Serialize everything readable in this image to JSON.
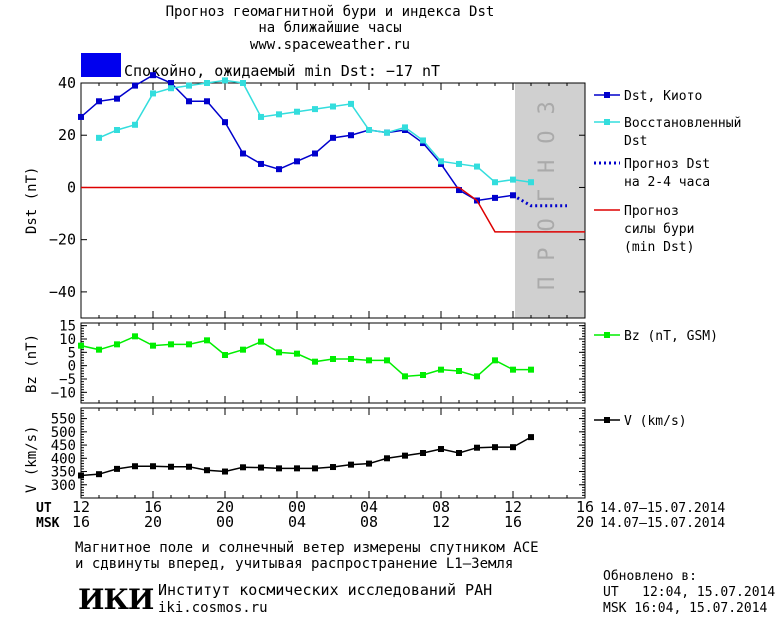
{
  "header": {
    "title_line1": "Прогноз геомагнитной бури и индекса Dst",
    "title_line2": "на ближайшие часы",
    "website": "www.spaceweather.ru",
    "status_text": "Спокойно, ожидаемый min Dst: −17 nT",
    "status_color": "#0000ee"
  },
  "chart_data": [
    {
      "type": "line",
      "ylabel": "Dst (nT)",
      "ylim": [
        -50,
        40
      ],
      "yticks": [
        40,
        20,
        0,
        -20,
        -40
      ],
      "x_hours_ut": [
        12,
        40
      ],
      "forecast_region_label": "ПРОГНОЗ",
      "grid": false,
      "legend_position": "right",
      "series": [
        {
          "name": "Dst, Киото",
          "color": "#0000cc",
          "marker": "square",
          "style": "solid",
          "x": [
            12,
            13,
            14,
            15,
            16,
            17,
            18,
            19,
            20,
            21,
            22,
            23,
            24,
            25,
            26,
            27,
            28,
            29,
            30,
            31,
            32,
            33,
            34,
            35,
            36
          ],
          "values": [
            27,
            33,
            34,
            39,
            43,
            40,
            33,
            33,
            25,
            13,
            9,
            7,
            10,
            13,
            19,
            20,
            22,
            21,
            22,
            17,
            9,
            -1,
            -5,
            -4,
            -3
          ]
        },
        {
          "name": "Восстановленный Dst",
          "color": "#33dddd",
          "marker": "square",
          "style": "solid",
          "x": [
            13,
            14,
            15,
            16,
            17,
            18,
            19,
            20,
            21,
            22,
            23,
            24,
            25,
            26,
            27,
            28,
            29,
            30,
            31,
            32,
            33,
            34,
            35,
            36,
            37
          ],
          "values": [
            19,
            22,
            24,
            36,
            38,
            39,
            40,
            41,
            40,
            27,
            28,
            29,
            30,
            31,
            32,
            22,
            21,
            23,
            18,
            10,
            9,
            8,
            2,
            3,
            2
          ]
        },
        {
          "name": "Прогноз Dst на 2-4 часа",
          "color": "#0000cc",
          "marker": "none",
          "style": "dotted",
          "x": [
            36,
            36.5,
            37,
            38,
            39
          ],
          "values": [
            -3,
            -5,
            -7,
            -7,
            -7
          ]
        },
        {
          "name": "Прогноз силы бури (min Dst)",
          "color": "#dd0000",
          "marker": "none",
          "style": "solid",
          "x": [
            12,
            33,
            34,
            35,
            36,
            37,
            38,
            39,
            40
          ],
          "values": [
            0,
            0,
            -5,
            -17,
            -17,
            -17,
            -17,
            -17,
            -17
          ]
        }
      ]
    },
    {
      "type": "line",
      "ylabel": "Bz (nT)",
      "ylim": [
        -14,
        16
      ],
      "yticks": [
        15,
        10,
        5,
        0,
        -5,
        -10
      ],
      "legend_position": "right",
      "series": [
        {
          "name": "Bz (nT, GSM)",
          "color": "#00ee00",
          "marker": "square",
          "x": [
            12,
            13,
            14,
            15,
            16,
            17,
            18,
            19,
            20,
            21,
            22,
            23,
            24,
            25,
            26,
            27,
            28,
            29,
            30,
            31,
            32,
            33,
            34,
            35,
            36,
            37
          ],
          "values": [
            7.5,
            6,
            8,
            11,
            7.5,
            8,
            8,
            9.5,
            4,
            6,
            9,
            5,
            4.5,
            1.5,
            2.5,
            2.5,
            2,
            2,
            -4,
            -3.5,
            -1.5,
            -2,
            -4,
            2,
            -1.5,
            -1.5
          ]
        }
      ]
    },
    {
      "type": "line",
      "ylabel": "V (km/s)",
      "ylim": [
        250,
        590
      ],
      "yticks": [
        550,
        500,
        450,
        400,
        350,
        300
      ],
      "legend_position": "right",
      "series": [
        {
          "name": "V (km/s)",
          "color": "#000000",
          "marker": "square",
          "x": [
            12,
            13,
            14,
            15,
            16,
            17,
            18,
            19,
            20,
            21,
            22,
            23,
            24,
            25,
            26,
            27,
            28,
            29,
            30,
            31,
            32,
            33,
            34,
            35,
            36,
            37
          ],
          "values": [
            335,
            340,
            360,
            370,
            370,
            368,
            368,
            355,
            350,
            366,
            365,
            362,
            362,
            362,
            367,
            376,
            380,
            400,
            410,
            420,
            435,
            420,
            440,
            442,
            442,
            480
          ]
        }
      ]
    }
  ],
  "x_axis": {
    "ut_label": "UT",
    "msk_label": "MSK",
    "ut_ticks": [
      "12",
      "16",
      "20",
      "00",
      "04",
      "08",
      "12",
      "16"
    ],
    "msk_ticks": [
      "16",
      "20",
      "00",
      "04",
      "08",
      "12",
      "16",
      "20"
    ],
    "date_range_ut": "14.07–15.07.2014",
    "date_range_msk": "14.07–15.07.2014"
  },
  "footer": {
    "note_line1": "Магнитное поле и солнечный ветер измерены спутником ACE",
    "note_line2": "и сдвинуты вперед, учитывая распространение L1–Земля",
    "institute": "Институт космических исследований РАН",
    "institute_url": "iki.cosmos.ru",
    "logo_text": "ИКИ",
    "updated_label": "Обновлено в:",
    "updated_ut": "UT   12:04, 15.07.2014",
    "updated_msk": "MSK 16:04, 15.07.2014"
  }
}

========================================================================

* _WHAT IS BEING ASKED_
Pictures are excluded; copy all other data exactly as shown.

* _OUTPUT FOR THIS EXERCISE_
Serialize everything readable in this image to JSON.
{
  "header": {
    "title_line1": "Прогноз геомагнитной бури и индекса Dst",
    "title_line2": "на ближайшие часы",
    "website": "www.spaceweather.ru",
    "status_text": "Спокойно, ожидаемый min Dst: −17 nT",
    "status_color": "#0000ee"
  },
  "chart_data": [
    {
      "type": "line",
      "ylabel": "Dst (nT)",
      "ylim": [
        -50,
        40
      ],
      "yticks": [
        40,
        20,
        0,
        -20,
        -40
      ],
      "x_hours_ut": [
        12,
        40
      ],
      "forecast_region_label": "ПРОГНОЗ",
      "grid": false,
      "legend_position": "right",
      "series": [
        {
          "name": "Dst, Киото",
          "color": "#0000cc",
          "marker": "square",
          "style": "solid",
          "x": [
            12,
            13,
            14,
            15,
            16,
            17,
            18,
            19,
            20,
            21,
            22,
            23,
            24,
            25,
            26,
            27,
            28,
            29,
            30,
            31,
            32,
            33,
            34,
            35,
            36
          ],
          "values": [
            27,
            33,
            34,
            39,
            43,
            40,
            33,
            33,
            25,
            13,
            9,
            7,
            10,
            13,
            19,
            20,
            22,
            21,
            22,
            17,
            9,
            -1,
            -5,
            -4,
            -3
          ]
        },
        {
          "name": "Восстановленный Dst",
          "color": "#33dddd",
          "marker": "square",
          "style": "solid",
          "x": [
            13,
            14,
            15,
            16,
            17,
            18,
            19,
            20,
            21,
            22,
            23,
            24,
            25,
            26,
            27,
            28,
            29,
            30,
            31,
            32,
            33,
            34,
            35,
            36,
            37
          ],
          "values": [
            19,
            22,
            24,
            36,
            38,
            39,
            40,
            41,
            40,
            27,
            28,
            29,
            30,
            31,
            32,
            22,
            21,
            23,
            18,
            10,
            9,
            8,
            2,
            3,
            2
          ]
        },
        {
          "name": "Прогноз Dst на 2-4 часа",
          "color": "#0000cc",
          "marker": "none",
          "style": "dotted",
          "x": [
            36,
            36.5,
            37,
            38,
            39
          ],
          "values": [
            -3,
            -5,
            -7,
            -7,
            -7
          ]
        },
        {
          "name": "Прогноз силы бури (min Dst)",
          "color": "#dd0000",
          "marker": "none",
          "style": "solid",
          "x": [
            12,
            33,
            34,
            35,
            36,
            37,
            38,
            39,
            40
          ],
          "values": [
            0,
            0,
            -5,
            -17,
            -17,
            -17,
            -17,
            -17,
            -17
          ]
        }
      ]
    },
    {
      "type": "line",
      "ylabel": "Bz (nT)",
      "ylim": [
        -14,
        16
      ],
      "yticks": [
        15,
        10,
        5,
        0,
        -5,
        -10
      ],
      "legend_position": "right",
      "series": [
        {
          "name": "Bz (nT, GSM)",
          "color": "#00ee00",
          "marker": "square",
          "x": [
            12,
            13,
            14,
            15,
            16,
            17,
            18,
            19,
            20,
            21,
            22,
            23,
            24,
            25,
            26,
            27,
            28,
            29,
            30,
            31,
            32,
            33,
            34,
            35,
            36,
            37
          ],
          "values": [
            7.5,
            6,
            8,
            11,
            7.5,
            8,
            8,
            9.5,
            4,
            6,
            9,
            5,
            4.5,
            1.5,
            2.5,
            2.5,
            2,
            2,
            -4,
            -3.5,
            -1.5,
            -2,
            -4,
            2,
            -1.5,
            -1.5
          ]
        }
      ]
    },
    {
      "type": "line",
      "ylabel": "V (km/s)",
      "ylim": [
        250,
        590
      ],
      "yticks": [
        550,
        500,
        450,
        400,
        350,
        300
      ],
      "legend_position": "right",
      "series": [
        {
          "name": "V (km/s)",
          "color": "#000000",
          "marker": "square",
          "x": [
            12,
            13,
            14,
            15,
            16,
            17,
            18,
            19,
            20,
            21,
            22,
            23,
            24,
            25,
            26,
            27,
            28,
            29,
            30,
            31,
            32,
            33,
            34,
            35,
            36,
            37
          ],
          "values": [
            335,
            340,
            360,
            370,
            370,
            368,
            368,
            355,
            350,
            366,
            365,
            362,
            362,
            362,
            367,
            376,
            380,
            400,
            410,
            420,
            435,
            420,
            440,
            442,
            442,
            480
          ]
        }
      ]
    }
  ],
  "x_axis": {
    "ut_label": "UT",
    "msk_label": "MSK",
    "ut_ticks": [
      "12",
      "16",
      "20",
      "00",
      "04",
      "08",
      "12",
      "16"
    ],
    "msk_ticks": [
      "16",
      "20",
      "00",
      "04",
      "08",
      "12",
      "16",
      "20"
    ],
    "date_range_ut": "14.07–15.07.2014",
    "date_range_msk": "14.07–15.07.2014"
  },
  "footer": {
    "note_line1": "Магнитное поле и солнечный ветер измерены спутником ACE",
    "note_line2": "и сдвинуты вперед, учитывая распространение L1–Земля",
    "institute": "Институт космических исследований РАН",
    "institute_url": "iki.cosmos.ru",
    "logo_text": "ИКИ",
    "updated_label": "Обновлено в:",
    "updated_ut": "UT   12:04, 15.07.2014",
    "updated_msk": "MSK 16:04, 15.07.2014"
  }
}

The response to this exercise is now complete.